STORED ROWS:
* start *

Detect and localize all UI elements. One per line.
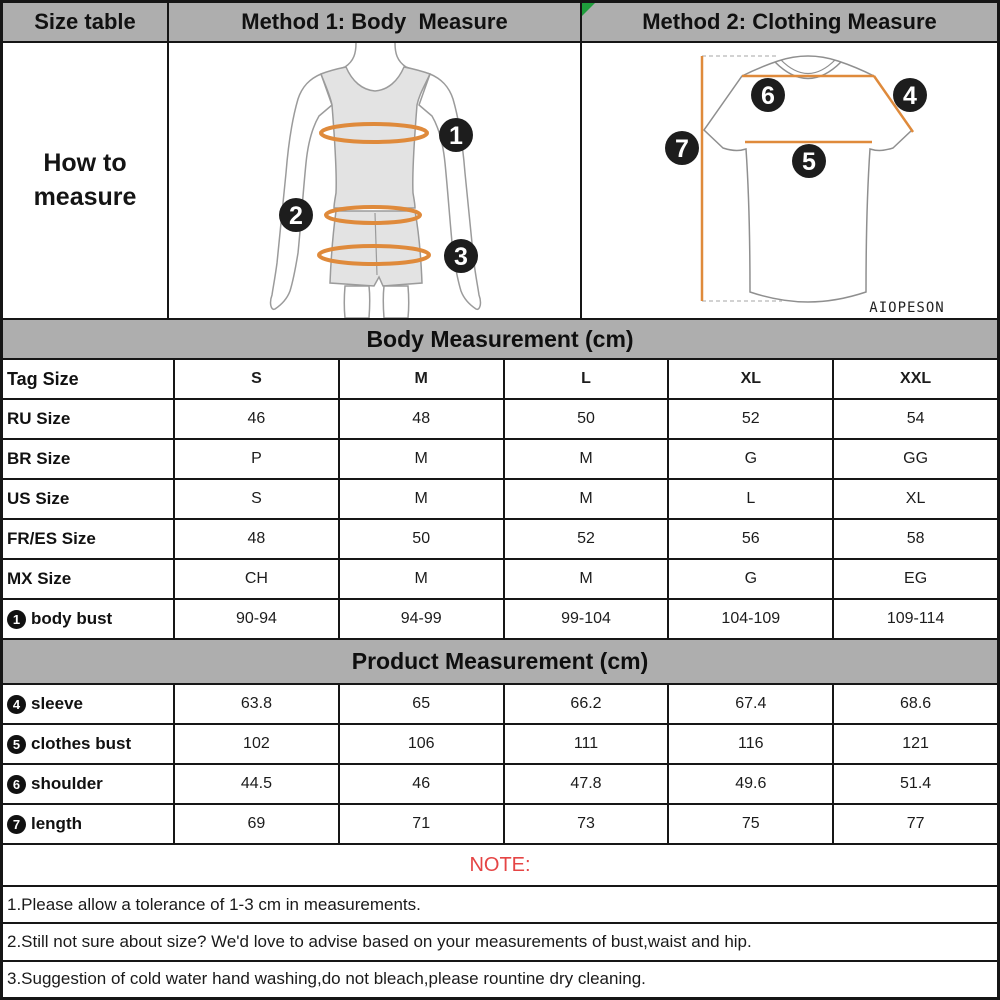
circled-number-icon: 4	[7, 695, 26, 714]
cell-value: GG	[903, 450, 929, 467]
cell-value: 46	[340, 765, 505, 803]
table-row-sleeve	[3, 685, 997, 725]
cell-value: 48	[175, 520, 340, 558]
size-col-xxl: XXL	[900, 370, 932, 387]
tag-size-label: Tag Size	[3, 360, 175, 398]
circled-number-icon: 6	[7, 775, 26, 794]
size-col-l: L	[505, 360, 670, 398]
row-label: FR/ES Size	[3, 520, 175, 558]
circled-number-icon: 5	[7, 735, 26, 754]
cell-value: XL	[905, 490, 926, 507]
cell-value: 73	[505, 805, 670, 843]
table-row-length	[3, 805, 997, 845]
cell-value: 54	[906, 410, 925, 427]
marker-number: 6	[761, 82, 775, 110]
table-row-mx-size	[3, 560, 997, 600]
cell-value: 77	[906, 815, 925, 832]
row-label: BR Size	[3, 440, 175, 478]
left-leg	[344, 286, 370, 318]
cell-comment-marker-icon	[582, 3, 595, 16]
note-title: NOTE:	[3, 845, 997, 887]
row-label: MX Size	[3, 560, 175, 598]
cell-value: 102	[175, 725, 340, 763]
cell-value: L	[669, 480, 834, 518]
size-col-s: S	[175, 360, 340, 398]
cell-value: 47.8	[505, 765, 670, 803]
marker-number: 5	[802, 148, 816, 176]
cell-value: M	[505, 440, 670, 478]
cell-value: 99-104	[505, 600, 670, 638]
brand-text: AIOPESON	[869, 300, 945, 316]
table-row-shoulder	[3, 765, 997, 805]
method1-heading: Method 1: Body Measure	[169, 3, 582, 41]
size-col-xl: XL	[669, 360, 834, 398]
table-row-br-size	[3, 440, 997, 480]
cell-value: 52	[505, 520, 670, 558]
tshirt-outline	[704, 56, 912, 302]
cell-value: 66.2	[505, 685, 670, 723]
row-label: 1 body bust	[3, 600, 175, 638]
cell-value: 58	[906, 530, 925, 547]
product-measurement-title: Product Measurement (cm)	[3, 640, 997, 685]
cell-value: 71	[340, 805, 505, 843]
cell-value: 111	[505, 725, 670, 763]
row-label: US Size	[3, 480, 175, 518]
marker-number: 2	[289, 202, 303, 230]
row-label: 6 shoulder	[3, 765, 175, 803]
cell-value: 44.5	[175, 765, 340, 803]
cell-value: 116	[669, 725, 834, 763]
cell-value: 49.6	[669, 765, 834, 803]
cell-value: 67.4	[669, 685, 834, 723]
cell-value: 63.8	[175, 685, 340, 723]
note-item-3: 3.Suggestion of cold water hand washing,do not bleach,please rountine dry cleaning.	[7, 969, 646, 989]
cell-value: CH	[175, 560, 340, 598]
how-to-measure-label: How to measure	[3, 43, 169, 318]
row-label: 5 clothes bust	[3, 725, 175, 763]
note-item-2: 2.Still not sure about size? We'd love to advise based on your measurements of bust,waist and hip.	[3, 924, 997, 961]
marker-number: 1	[449, 122, 463, 150]
body-figure-illustration	[169, 43, 580, 318]
table-row-clothes-bust	[3, 725, 997, 765]
note-item-1: 1.Please allow a tolerance of 1-3 cm in measurements.	[3, 887, 997, 924]
diagram-row	[3, 43, 997, 320]
size-table-heading: Size table	[3, 3, 169, 41]
method2-heading: Method 2: Clothing Measure	[582, 3, 997, 41]
cell-value: 109-114	[886, 610, 945, 627]
cell-value: M	[340, 440, 505, 478]
cell-value: S	[175, 480, 340, 518]
table-row-body-bust	[3, 600, 997, 640]
top-header-row	[3, 3, 997, 43]
table-row-ru-size	[3, 400, 997, 440]
left-arm	[271, 74, 332, 309]
cell-value: 68.6	[900, 695, 932, 712]
circled-number-icon: 1	[7, 610, 26, 629]
marker-number: 3	[454, 243, 468, 271]
right-arm	[419, 74, 480, 309]
cell-value: G	[669, 440, 834, 478]
cell-value: M	[505, 560, 670, 598]
cell-value: 69	[175, 805, 340, 843]
cell-value: 46	[175, 400, 340, 438]
body-measure-diagram	[169, 43, 582, 318]
cell-value: 50	[505, 400, 670, 438]
tshirt-illustration	[582, 43, 997, 318]
cell-value: M	[505, 480, 670, 518]
marker-number: 4	[903, 82, 917, 110]
marker-number: 7	[675, 135, 689, 163]
cell-value: 106	[340, 725, 505, 763]
row-label: 4 sleeve	[3, 685, 175, 723]
cell-value: G	[669, 560, 834, 598]
cell-value: 90-94	[175, 600, 340, 638]
table-row-fres-size	[3, 520, 997, 560]
cell-value: EG	[904, 570, 928, 587]
clothing-measure-diagram	[582, 43, 997, 318]
cell-value: 104-109	[669, 600, 834, 638]
size-col-m: M	[340, 360, 505, 398]
cell-value: 56	[669, 520, 834, 558]
cell-value: 48	[340, 400, 505, 438]
table-row-us-size	[3, 480, 997, 520]
cell-value: 75	[669, 805, 834, 843]
cell-value: 65	[340, 685, 505, 723]
circled-number-icon: 7	[7, 815, 26, 834]
cell-value: 94-99	[340, 600, 505, 638]
row-label: 7 length	[3, 805, 175, 843]
cell-value: 50	[340, 520, 505, 558]
tag-size-row	[3, 360, 997, 400]
cell-value: 51.4	[900, 775, 932, 792]
right-leg	[383, 286, 409, 318]
cell-value: M	[340, 480, 505, 518]
cell-value: 121	[902, 735, 929, 752]
body-measurement-title: Body Measurement (cm)	[3, 320, 997, 360]
cell-value: M	[340, 560, 505, 598]
cell-value: 52	[669, 400, 834, 438]
cell-value: P	[175, 440, 340, 478]
row-label: RU Size	[3, 400, 175, 438]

* end *

Edit the entries by replacing each "cell-value" with "table-value". Keep everything else unchanged, and leave out the pictures.

REPLY TO THE TASK:
Detect and localize all UI elements. One per line.
circled-number-icon: 4	[7, 695, 26, 714]
table-value: GG	[903, 450, 929, 467]
table-value: 46	[340, 765, 505, 803]
table-row-sleeve	[3, 685, 997, 725]
table-value: 48	[175, 520, 340, 558]
size-col-xxl: XXL	[900, 370, 932, 387]
tag-size-label: Tag Size	[3, 360, 175, 398]
circled-number-icon: 6	[7, 775, 26, 794]
size-col-l: L	[505, 360, 670, 398]
row-label: FR/ES Size	[3, 520, 175, 558]
circled-number-icon: 5	[7, 735, 26, 754]
table-value: XL	[905, 490, 926, 507]
table-value: 73	[505, 805, 670, 843]
table-row-length	[3, 805, 997, 845]
table-value: 54	[906, 410, 925, 427]
marker-number: 6	[761, 82, 775, 110]
table-row-mx-size	[3, 560, 997, 600]
table-value: 77	[906, 815, 925, 832]
row-label: BR Size	[3, 440, 175, 478]
left-leg	[344, 286, 370, 318]
cell-comment-marker-icon	[582, 3, 595, 16]
note-title: NOTE:	[3, 845, 997, 887]
row-label: MX Size	[3, 560, 175, 598]
table-value: 102	[175, 725, 340, 763]
table-value: L	[669, 480, 834, 518]
size-col-s: S	[175, 360, 340, 398]
table-value: 47.8	[505, 765, 670, 803]
marker-number: 5	[802, 148, 816, 176]
table-value: M	[505, 440, 670, 478]
table-value: 99-104	[505, 600, 670, 638]
brand-text: AIOPESON	[869, 300, 945, 316]
table-row-shoulder	[3, 765, 997, 805]
method1-heading: Method 1: Body Measure	[169, 3, 582, 41]
size-col-xl: XL	[669, 360, 834, 398]
table-row-br-size	[3, 440, 997, 480]
table-value: 52	[505, 520, 670, 558]
tshirt-outline	[704, 56, 912, 302]
table-value: 66.2	[505, 685, 670, 723]
row-label: 1 body bust	[3, 600, 175, 638]
table-value: 58	[906, 530, 925, 547]
product-measurement-title: Product Measurement (cm)	[3, 640, 997, 685]
table-value: 71	[340, 805, 505, 843]
table-value: 111	[505, 725, 670, 763]
row-label: US Size	[3, 480, 175, 518]
marker-number: 2	[289, 202, 303, 230]
row-label: 6 shoulder	[3, 765, 175, 803]
table-value: 44.5	[175, 765, 340, 803]
table-value: 116	[669, 725, 834, 763]
table-value: 49.6	[669, 765, 834, 803]
table-value: 67.4	[669, 685, 834, 723]
table-value: 63.8	[175, 685, 340, 723]
note-item-3: 3.Suggestion of cold water hand washing,do not bleach,please rountine dry cleaning.	[7, 969, 646, 989]
table-value: CH	[175, 560, 340, 598]
how-to-measure-label: How to measure	[3, 43, 169, 318]
row-label: 5 clothes bust	[3, 725, 175, 763]
note-item-2: 2.Still not sure about size? We'd love to advise based on your measurements of bust,waist and hip.	[3, 924, 997, 961]
marker-number: 1	[449, 122, 463, 150]
body-figure-illustration	[169, 43, 580, 318]
table-row-clothes-bust	[3, 725, 997, 765]
note-item-1: 1.Please allow a tolerance of 1-3 cm in measurements.	[3, 887, 997, 924]
diagram-row	[3, 43, 997, 320]
size-table-heading: Size table	[3, 3, 169, 41]
method2-heading: Method 2: Clothing Measure	[582, 3, 997, 41]
table-value: 109-114	[886, 610, 945, 627]
table-value: M	[340, 440, 505, 478]
table-value: S	[175, 480, 340, 518]
table-row-body-bust	[3, 600, 997, 640]
top-header-row	[3, 3, 997, 43]
table-row-ru-size	[3, 400, 997, 440]
left-arm	[271, 74, 332, 309]
table-value: 68.6	[900, 695, 932, 712]
circled-number-icon: 1	[7, 610, 26, 629]
marker-number: 3	[454, 243, 468, 271]
right-arm	[419, 74, 480, 309]
table-value: G	[669, 440, 834, 478]
table-value: M	[505, 560, 670, 598]
table-value: 69	[175, 805, 340, 843]
table-value: 46	[175, 400, 340, 438]
body-measure-diagram	[169, 43, 582, 318]
table-value: 50	[505, 400, 670, 438]
tshirt-illustration	[582, 43, 997, 318]
table-value: M	[505, 480, 670, 518]
marker-number: 4	[903, 82, 917, 110]
marker-number: 7	[675, 135, 689, 163]
table-value: 106	[340, 725, 505, 763]
row-label: 4 sleeve	[3, 685, 175, 723]
table-value: G	[669, 560, 834, 598]
table-value: 90-94	[175, 600, 340, 638]
table-row-fres-size	[3, 520, 997, 560]
table-value: EG	[904, 570, 928, 587]
clothing-measure-diagram	[582, 43, 997, 318]
table-value: 104-109	[669, 600, 834, 638]
size-col-m: M	[340, 360, 505, 398]
table-value: 56	[669, 520, 834, 558]
table-value: 48	[340, 400, 505, 438]
table-row-us-size	[3, 480, 997, 520]
table-value: 75	[669, 805, 834, 843]
table-value: 65	[340, 685, 505, 723]
circled-number-icon: 7	[7, 815, 26, 834]
table-value: 94-99	[340, 600, 505, 638]
row-label: 7 length	[3, 805, 175, 843]
table-value: 50	[340, 520, 505, 558]
tag-size-row	[3, 360, 997, 400]
table-value: 51.4	[900, 775, 932, 792]
right-leg	[383, 286, 409, 318]
table-value: M	[340, 480, 505, 518]
table-value: 121	[902, 735, 929, 752]
body-measurement-title: Body Measurement (cm)	[3, 320, 997, 360]
table-value: M	[340, 560, 505, 598]
table-value: 52	[669, 400, 834, 438]
table-value: P	[175, 440, 340, 478]
row-label: RU Size	[3, 400, 175, 438]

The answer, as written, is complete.